-- Begin Listed records --

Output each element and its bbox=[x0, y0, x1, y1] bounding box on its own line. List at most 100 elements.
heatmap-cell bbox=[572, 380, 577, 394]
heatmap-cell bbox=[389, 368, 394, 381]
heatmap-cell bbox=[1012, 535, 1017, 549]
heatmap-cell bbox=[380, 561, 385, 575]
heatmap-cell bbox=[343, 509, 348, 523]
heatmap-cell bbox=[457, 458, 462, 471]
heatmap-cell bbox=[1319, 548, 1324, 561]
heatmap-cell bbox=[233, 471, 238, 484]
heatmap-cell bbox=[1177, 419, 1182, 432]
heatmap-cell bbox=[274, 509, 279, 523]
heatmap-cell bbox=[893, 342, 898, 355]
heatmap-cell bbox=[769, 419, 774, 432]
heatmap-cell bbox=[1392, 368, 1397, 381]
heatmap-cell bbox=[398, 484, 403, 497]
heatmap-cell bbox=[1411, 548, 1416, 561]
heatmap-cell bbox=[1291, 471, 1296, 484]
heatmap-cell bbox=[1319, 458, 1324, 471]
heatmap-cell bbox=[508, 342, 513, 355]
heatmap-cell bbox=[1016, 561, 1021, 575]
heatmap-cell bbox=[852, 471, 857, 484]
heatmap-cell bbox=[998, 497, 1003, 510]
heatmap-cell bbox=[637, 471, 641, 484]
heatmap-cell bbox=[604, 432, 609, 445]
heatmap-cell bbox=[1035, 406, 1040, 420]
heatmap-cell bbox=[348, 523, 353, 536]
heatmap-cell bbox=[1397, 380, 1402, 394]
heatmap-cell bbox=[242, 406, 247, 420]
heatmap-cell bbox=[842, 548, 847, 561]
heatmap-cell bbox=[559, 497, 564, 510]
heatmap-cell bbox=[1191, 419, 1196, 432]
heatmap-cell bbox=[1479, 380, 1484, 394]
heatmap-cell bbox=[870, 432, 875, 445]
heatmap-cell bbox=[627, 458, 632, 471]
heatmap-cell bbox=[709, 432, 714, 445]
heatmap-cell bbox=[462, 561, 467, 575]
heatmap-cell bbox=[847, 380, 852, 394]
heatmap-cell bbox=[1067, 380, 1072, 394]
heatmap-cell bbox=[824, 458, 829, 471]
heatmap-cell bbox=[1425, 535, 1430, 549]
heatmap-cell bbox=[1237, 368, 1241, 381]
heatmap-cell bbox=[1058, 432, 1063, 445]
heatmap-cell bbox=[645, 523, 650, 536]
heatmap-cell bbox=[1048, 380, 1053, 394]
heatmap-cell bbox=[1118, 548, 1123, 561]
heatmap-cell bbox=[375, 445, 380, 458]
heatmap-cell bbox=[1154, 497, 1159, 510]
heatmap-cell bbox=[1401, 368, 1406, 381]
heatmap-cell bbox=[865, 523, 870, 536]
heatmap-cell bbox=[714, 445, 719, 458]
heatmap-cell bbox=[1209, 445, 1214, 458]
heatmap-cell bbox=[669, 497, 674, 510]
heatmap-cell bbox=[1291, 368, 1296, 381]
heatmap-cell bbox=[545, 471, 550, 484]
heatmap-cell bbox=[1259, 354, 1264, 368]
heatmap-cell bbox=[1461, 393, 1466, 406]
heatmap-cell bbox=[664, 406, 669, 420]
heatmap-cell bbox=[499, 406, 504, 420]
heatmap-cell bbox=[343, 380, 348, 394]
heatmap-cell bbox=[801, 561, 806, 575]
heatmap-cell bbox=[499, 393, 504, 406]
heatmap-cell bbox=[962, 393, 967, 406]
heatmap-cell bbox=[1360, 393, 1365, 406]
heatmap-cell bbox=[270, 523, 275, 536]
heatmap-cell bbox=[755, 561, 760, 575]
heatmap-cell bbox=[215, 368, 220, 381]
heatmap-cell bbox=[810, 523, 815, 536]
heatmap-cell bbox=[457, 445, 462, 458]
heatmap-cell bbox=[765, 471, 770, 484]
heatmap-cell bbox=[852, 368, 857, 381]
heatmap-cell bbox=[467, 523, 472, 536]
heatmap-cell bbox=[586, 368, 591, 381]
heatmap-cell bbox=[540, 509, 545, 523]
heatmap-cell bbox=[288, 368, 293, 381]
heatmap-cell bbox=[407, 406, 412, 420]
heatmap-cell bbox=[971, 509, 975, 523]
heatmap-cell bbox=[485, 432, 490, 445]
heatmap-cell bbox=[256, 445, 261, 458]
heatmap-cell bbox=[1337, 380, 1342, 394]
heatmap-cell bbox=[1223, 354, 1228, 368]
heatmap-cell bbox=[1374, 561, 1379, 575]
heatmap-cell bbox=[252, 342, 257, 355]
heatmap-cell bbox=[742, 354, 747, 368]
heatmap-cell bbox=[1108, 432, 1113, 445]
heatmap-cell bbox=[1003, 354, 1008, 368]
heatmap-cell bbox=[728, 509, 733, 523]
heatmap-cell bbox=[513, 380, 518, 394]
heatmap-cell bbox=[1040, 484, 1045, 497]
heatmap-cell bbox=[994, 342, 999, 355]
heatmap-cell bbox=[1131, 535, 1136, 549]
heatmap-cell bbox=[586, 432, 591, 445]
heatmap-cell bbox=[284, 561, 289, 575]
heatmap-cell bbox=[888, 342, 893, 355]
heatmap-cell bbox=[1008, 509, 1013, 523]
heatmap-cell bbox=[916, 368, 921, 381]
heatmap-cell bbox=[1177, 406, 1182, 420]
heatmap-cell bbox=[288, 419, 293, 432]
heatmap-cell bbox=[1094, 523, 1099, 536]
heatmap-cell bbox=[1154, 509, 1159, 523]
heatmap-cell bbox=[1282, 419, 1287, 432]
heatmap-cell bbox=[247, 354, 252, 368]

-- End Listed records --

* _What to work on_
Can you reproduce every line of the material above word for word, with nothing left out?

* _Task result_
Output each element and its bbox=[x0, y0, x1, y1] bounding box on its own line. List at most 100 elements.
heatmap-cell bbox=[572, 380, 577, 394]
heatmap-cell bbox=[389, 368, 394, 381]
heatmap-cell bbox=[1012, 535, 1017, 549]
heatmap-cell bbox=[380, 561, 385, 575]
heatmap-cell bbox=[343, 509, 348, 523]
heatmap-cell bbox=[457, 458, 462, 471]
heatmap-cell bbox=[1319, 548, 1324, 561]
heatmap-cell bbox=[233, 471, 238, 484]
heatmap-cell bbox=[1177, 419, 1182, 432]
heatmap-cell bbox=[274, 509, 279, 523]
heatmap-cell bbox=[893, 342, 898, 355]
heatmap-cell bbox=[769, 419, 774, 432]
heatmap-cell bbox=[1392, 368, 1397, 381]
heatmap-cell bbox=[398, 484, 403, 497]
heatmap-cell bbox=[1411, 548, 1416, 561]
heatmap-cell bbox=[1291, 471, 1296, 484]
heatmap-cell bbox=[1319, 458, 1324, 471]
heatmap-cell bbox=[508, 342, 513, 355]
heatmap-cell bbox=[1016, 561, 1021, 575]
heatmap-cell bbox=[852, 471, 857, 484]
heatmap-cell bbox=[998, 497, 1003, 510]
heatmap-cell bbox=[637, 471, 641, 484]
heatmap-cell bbox=[604, 432, 609, 445]
heatmap-cell bbox=[1035, 406, 1040, 420]
heatmap-cell bbox=[348, 523, 353, 536]
heatmap-cell bbox=[1397, 380, 1402, 394]
heatmap-cell bbox=[242, 406, 247, 420]
heatmap-cell bbox=[842, 548, 847, 561]
heatmap-cell bbox=[559, 497, 564, 510]
heatmap-cell bbox=[1191, 419, 1196, 432]
heatmap-cell bbox=[1479, 380, 1484, 394]
heatmap-cell bbox=[870, 432, 875, 445]
heatmap-cell bbox=[627, 458, 632, 471]
heatmap-cell bbox=[709, 432, 714, 445]
heatmap-cell bbox=[462, 561, 467, 575]
heatmap-cell bbox=[847, 380, 852, 394]
heatmap-cell bbox=[1067, 380, 1072, 394]
heatmap-cell bbox=[824, 458, 829, 471]
heatmap-cell bbox=[1425, 535, 1430, 549]
heatmap-cell bbox=[1237, 368, 1241, 381]
heatmap-cell bbox=[1058, 432, 1063, 445]
heatmap-cell bbox=[645, 523, 650, 536]
heatmap-cell bbox=[1048, 380, 1053, 394]
heatmap-cell bbox=[1118, 548, 1123, 561]
heatmap-cell bbox=[375, 445, 380, 458]
heatmap-cell bbox=[1154, 497, 1159, 510]
heatmap-cell bbox=[1401, 368, 1406, 381]
heatmap-cell bbox=[865, 523, 870, 536]
heatmap-cell bbox=[714, 445, 719, 458]
heatmap-cell bbox=[1209, 445, 1214, 458]
heatmap-cell bbox=[669, 497, 674, 510]
heatmap-cell bbox=[1291, 368, 1296, 381]
heatmap-cell bbox=[545, 471, 550, 484]
heatmap-cell bbox=[1259, 354, 1264, 368]
heatmap-cell bbox=[1461, 393, 1466, 406]
heatmap-cell bbox=[664, 406, 669, 420]
heatmap-cell bbox=[499, 406, 504, 420]
heatmap-cell bbox=[343, 380, 348, 394]
heatmap-cell bbox=[801, 561, 806, 575]
heatmap-cell bbox=[499, 393, 504, 406]
heatmap-cell bbox=[962, 393, 967, 406]
heatmap-cell bbox=[1360, 393, 1365, 406]
heatmap-cell bbox=[270, 523, 275, 536]
heatmap-cell bbox=[755, 561, 760, 575]
heatmap-cell bbox=[215, 368, 220, 381]
heatmap-cell bbox=[810, 523, 815, 536]
heatmap-cell bbox=[457, 445, 462, 458]
heatmap-cell bbox=[765, 471, 770, 484]
heatmap-cell bbox=[852, 368, 857, 381]
heatmap-cell bbox=[467, 523, 472, 536]
heatmap-cell bbox=[586, 368, 591, 381]
heatmap-cell bbox=[540, 509, 545, 523]
heatmap-cell bbox=[288, 368, 293, 381]
heatmap-cell bbox=[407, 406, 412, 420]
heatmap-cell bbox=[971, 509, 975, 523]
heatmap-cell bbox=[485, 432, 490, 445]
heatmap-cell bbox=[256, 445, 261, 458]
heatmap-cell bbox=[1337, 380, 1342, 394]
heatmap-cell bbox=[1223, 354, 1228, 368]
heatmap-cell bbox=[1374, 561, 1379, 575]
heatmap-cell bbox=[252, 342, 257, 355]
heatmap-cell bbox=[742, 354, 747, 368]
heatmap-cell bbox=[1108, 432, 1113, 445]
heatmap-cell bbox=[1003, 354, 1008, 368]
heatmap-cell bbox=[728, 509, 733, 523]
heatmap-cell bbox=[513, 380, 518, 394]
heatmap-cell bbox=[1040, 484, 1045, 497]
heatmap-cell bbox=[994, 342, 999, 355]
heatmap-cell bbox=[1131, 535, 1136, 549]
heatmap-cell bbox=[586, 432, 591, 445]
heatmap-cell bbox=[284, 561, 289, 575]
heatmap-cell bbox=[888, 342, 893, 355]
heatmap-cell bbox=[1008, 509, 1013, 523]
heatmap-cell bbox=[916, 368, 921, 381]
heatmap-cell bbox=[1177, 406, 1182, 420]
heatmap-cell bbox=[288, 419, 293, 432]
heatmap-cell bbox=[1094, 523, 1099, 536]
heatmap-cell bbox=[1154, 509, 1159, 523]
heatmap-cell bbox=[1282, 419, 1287, 432]
heatmap-cell bbox=[247, 354, 252, 368]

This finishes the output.